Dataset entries
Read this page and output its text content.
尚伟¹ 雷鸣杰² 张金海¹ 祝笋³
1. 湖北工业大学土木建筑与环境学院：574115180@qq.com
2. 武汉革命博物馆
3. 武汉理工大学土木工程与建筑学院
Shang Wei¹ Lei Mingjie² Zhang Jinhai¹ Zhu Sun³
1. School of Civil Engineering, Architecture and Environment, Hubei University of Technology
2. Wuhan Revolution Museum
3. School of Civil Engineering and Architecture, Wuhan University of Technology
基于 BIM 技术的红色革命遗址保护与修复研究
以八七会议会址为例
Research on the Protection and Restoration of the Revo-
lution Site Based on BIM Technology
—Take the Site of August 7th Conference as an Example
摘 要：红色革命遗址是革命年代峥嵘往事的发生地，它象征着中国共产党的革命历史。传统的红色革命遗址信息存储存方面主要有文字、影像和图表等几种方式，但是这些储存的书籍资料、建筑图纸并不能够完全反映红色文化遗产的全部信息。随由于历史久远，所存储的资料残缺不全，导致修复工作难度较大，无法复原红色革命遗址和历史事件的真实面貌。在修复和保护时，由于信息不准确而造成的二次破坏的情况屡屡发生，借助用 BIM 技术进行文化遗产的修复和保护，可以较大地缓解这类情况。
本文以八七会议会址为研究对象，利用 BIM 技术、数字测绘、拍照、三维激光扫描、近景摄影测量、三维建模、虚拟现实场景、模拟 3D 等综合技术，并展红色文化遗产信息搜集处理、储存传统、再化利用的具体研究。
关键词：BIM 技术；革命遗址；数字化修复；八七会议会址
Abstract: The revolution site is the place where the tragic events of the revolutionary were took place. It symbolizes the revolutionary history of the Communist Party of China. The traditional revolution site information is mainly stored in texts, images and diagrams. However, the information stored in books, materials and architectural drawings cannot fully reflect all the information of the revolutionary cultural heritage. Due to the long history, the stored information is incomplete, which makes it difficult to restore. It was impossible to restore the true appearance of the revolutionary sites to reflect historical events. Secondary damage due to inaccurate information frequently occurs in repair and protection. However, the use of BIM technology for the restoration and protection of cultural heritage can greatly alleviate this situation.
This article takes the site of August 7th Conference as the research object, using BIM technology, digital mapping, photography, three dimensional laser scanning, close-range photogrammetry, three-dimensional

**Request:**
Where a line above contains the word "Engineering", copy that line.

**Solution to this problem:**
1. School of Civil Engineering, Architecture and Environment, Hubei University of Technology
3. School of Civil Engineering and Architecture, Wuhan University of Technology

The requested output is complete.